**ИСХОДНЫЙ ТЕКСТ**
---

Ну, а второй вопрос... Нет, вы посмотрите на него: должно быть, собрав американский
мусор, он возвращается домой, выпивает чашечку кофе, растягивается на софе,
и, как только его взгляд падает на фотографию Арарата, в нем просыпается «патриот».
Мы нуждаемся во многих товарах, но в импорте патриотизма — никогда.
Я вспоминаю другой вечер, уже в Афинах, в тепленькой компании бывших армян.
(Да, бывших — это вовсе не запальчивость.) Какой-то лавочник с интеллигентным
лицом («Аршак», — представился он) говорит мне, что «уже двадцать лет жаждет
увидеть родину». (До этого с самодовольным видом перечислял страны, в которых
побывал, города на побережьях, где с семьей проводил лето.) Другой — молодой
человек в накрахмаленной сорочке и с накрахмаленным лицом, некий Мигран, глядя
на свою обвешанную драгоценностями жену, просто так, безразлично, словно играючи,
спрашивает: «Ну-с, расскажите-ка, что там хорошего — на родине?» И еще несколько
человек — из того же театра абсурда. Был только один — с горящими грустными
глазами — Акоп. Он вопросов не задает, но я знаю: весь свой заработок тратит
на покупку армянских книг, национальных изданий чтобы послать в Армению. С
ним мы проговорим потом до полуночи. А на вопросы тех я не отвечаю. Просто-напросто
они сытно поели, сейчас наслаждаются кофе и сладостями и в этой сытой дреме
считают необходимым порасспросить кое о чем «человека, приехавшего из Армении».

---

**ПРИВЕДЕННЫЙ ПЕРЕЧЕНЬ**
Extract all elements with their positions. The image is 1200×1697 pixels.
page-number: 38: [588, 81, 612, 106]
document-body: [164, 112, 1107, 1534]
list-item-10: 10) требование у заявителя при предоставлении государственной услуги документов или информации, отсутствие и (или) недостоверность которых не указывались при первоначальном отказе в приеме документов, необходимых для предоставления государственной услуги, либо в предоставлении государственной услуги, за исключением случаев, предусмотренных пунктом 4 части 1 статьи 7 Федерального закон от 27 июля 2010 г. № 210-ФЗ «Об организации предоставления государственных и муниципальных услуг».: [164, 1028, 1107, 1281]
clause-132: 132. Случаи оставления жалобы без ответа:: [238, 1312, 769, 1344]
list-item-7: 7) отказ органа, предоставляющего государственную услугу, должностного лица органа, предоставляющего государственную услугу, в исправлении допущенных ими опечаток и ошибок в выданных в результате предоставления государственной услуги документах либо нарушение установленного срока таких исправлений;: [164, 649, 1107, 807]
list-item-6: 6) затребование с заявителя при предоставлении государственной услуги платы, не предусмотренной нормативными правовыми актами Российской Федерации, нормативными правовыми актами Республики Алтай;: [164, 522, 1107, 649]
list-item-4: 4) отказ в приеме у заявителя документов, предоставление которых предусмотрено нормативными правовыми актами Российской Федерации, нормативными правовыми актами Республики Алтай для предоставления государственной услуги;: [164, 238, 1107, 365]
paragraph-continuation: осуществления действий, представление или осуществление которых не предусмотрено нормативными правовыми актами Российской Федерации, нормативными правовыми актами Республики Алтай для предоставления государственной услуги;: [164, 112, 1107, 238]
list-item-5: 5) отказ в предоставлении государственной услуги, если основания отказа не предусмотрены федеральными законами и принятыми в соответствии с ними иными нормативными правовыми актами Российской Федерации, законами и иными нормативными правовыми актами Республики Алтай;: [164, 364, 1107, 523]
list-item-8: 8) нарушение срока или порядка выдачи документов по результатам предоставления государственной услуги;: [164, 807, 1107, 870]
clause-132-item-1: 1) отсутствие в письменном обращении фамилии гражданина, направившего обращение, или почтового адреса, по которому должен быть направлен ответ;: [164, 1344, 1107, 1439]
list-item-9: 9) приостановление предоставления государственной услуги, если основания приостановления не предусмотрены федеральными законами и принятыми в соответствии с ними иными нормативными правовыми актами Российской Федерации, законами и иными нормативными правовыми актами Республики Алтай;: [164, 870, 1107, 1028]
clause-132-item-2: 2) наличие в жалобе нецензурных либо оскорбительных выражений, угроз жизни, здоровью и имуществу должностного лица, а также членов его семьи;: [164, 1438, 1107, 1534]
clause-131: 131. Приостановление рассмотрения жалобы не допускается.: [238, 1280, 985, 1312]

---

**ЗАДАНИЯ К УПРАЖНЕНИЮ**
1/ Выведите без изменений фрагмент текста от слов «Ну, а второй» до слов «патриотизма — никогда.» включительно.
2/ Верните дословно строки перечня от его начала до строки со словами «list-item-4: 4) отказ» включительно.
Текст и перечень взяты из разных источников.

**ПИСЬМЕННЫЕ ОТВЕТЫ**
1/
Ну, а второй вопрос... Нет, вы посмотрите на него: должно быть, собрав американский
мусор, он возвращается домой, выпивает чашечку кофе, растягивается на софе,
и, как только его взгляд падает на фотографию Арарата, в нем просыпается «патриот».
Мы нуждаемся во многих товарах, но в импорте патриотизма — никогда.

2/
Extract all elements with their positions. The image is 1200×1697 pixels.
page-number: 38: [588, 81, 612, 106]
document-body: [164, 112, 1107, 1534]
list-item-10: 10) требование у заявителя при предоставлении государственной услуги документов или информации, отсутствие и (или) недостоверность которых не указывались при первоначальном отказе в приеме документов, необходимых для предоставления государственной услуги, либо в предоставлении государственной услуги, за исключением случаев, предусмотренных пунктом 4 части 1 статьи 7 Федерального закон от 27 июля 2010 г. № 210-ФЗ «Об организации предоставления государственных и муниципальных услуг».: [164, 1028, 1107, 1281]
clause-132: 132. Случаи оставления жалобы без ответа:: [238, 1312, 769, 1344]
list-item-7: 7) отказ органа, предоставляющего государственную услугу, должностного лица органа, предоставляющего государственную услугу, в исправлении допущенных ими опечаток и ошибок в выданных в результате предоставления государственной услуги документах либо нарушение установленного срока таких исправлений;: [164, 649, 1107, 807]
list-item-6: 6) затребование с заявителя при предоставлении государственной услуги платы, не предусмотренной нормативными правовыми актами Российской Федерации, нормативными правовыми актами Республики Алтай;: [164, 522, 1107, 649]
list-item-4: 4) отказ в приеме у заявителя документов, предоставление которых предусмотрено нормативными правовыми актами Российской Федерации, нормативными правовыми актами Республики Алтай для предоставления государственной услуги;: [164, 238, 1107, 365]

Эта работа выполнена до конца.